---------- THE DATA ----------

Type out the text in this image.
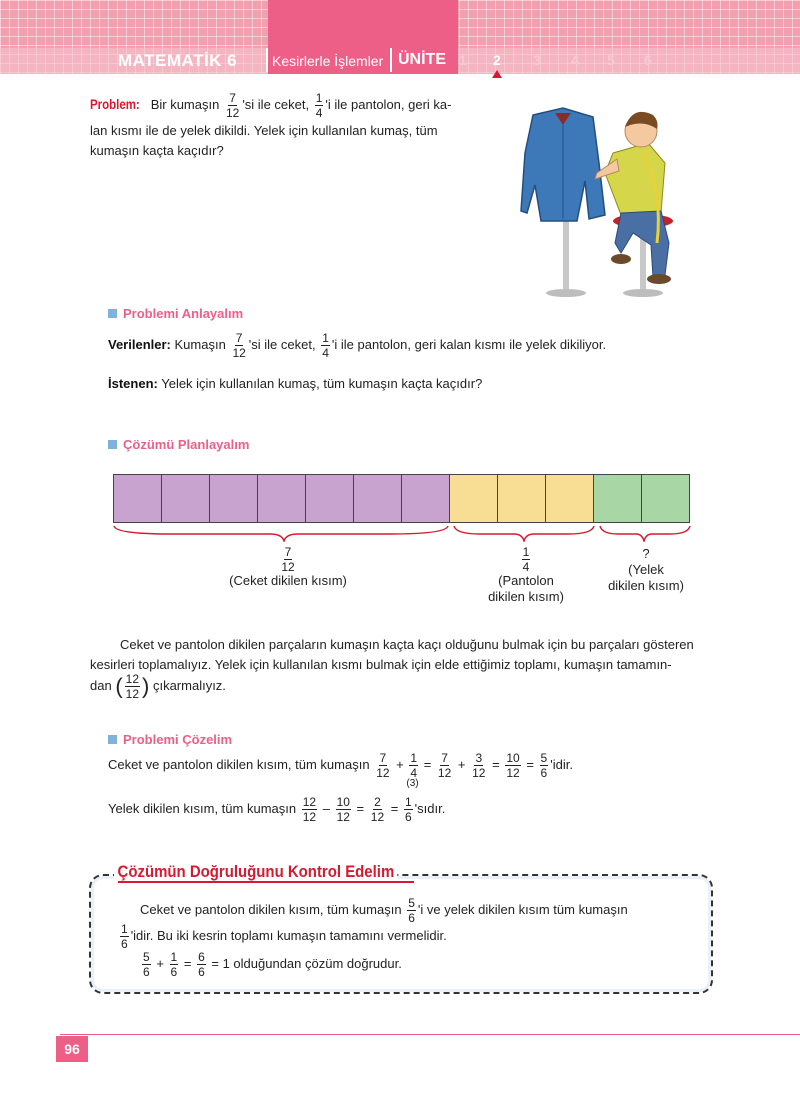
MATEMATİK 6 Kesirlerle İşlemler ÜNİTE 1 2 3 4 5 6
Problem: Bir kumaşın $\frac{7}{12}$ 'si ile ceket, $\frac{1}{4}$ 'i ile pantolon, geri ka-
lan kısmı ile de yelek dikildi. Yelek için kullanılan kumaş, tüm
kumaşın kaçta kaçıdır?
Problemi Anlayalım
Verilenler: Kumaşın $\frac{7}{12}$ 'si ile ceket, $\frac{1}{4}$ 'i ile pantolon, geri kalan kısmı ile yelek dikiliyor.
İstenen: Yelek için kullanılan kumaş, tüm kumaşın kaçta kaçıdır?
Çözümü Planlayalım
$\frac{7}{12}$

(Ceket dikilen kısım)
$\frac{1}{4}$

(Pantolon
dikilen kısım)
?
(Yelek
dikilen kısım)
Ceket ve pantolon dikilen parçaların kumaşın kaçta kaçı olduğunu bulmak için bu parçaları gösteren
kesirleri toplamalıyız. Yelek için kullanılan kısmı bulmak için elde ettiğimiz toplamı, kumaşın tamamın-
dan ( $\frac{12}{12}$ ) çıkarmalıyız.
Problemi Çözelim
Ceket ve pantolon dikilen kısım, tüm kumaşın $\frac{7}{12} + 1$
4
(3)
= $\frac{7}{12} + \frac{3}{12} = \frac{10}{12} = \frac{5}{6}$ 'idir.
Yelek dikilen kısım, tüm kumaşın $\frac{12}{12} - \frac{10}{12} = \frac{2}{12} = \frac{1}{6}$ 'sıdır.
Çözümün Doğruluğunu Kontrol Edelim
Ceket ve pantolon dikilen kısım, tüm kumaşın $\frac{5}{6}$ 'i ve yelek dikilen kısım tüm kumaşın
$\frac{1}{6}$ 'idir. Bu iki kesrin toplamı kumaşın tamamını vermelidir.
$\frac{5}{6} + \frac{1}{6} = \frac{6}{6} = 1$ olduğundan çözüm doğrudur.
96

----------

INSTRUCTIONS TO FOLLOW: Copy all lines of the listing above that contain the string "dikilen".

SOLUTION FOR THIS EXERCISE:
(Ceket dikilen kısım)
dikilen kısım)
dikilen kısım)
Ceket ve pantolon dikilen parçaların kumaşın kaçta kaçı olduğunu bulmak için bu parçaları gösteren
Ceket ve pantolon dikilen kısım, tüm kumaşın $\frac{7}{12} + 1$
Yelek dikilen kısım, tüm kumaşın $\frac{12}{12} - \frac{10}{12} = \frac{2}{12} = \frac{1}{6}$ 'sıdır.
Ceket ve pantolon dikilen kısım, tüm kumaşın $\frac{5}{6}$ 'i ve yelek dikilen kısım tüm kumaşın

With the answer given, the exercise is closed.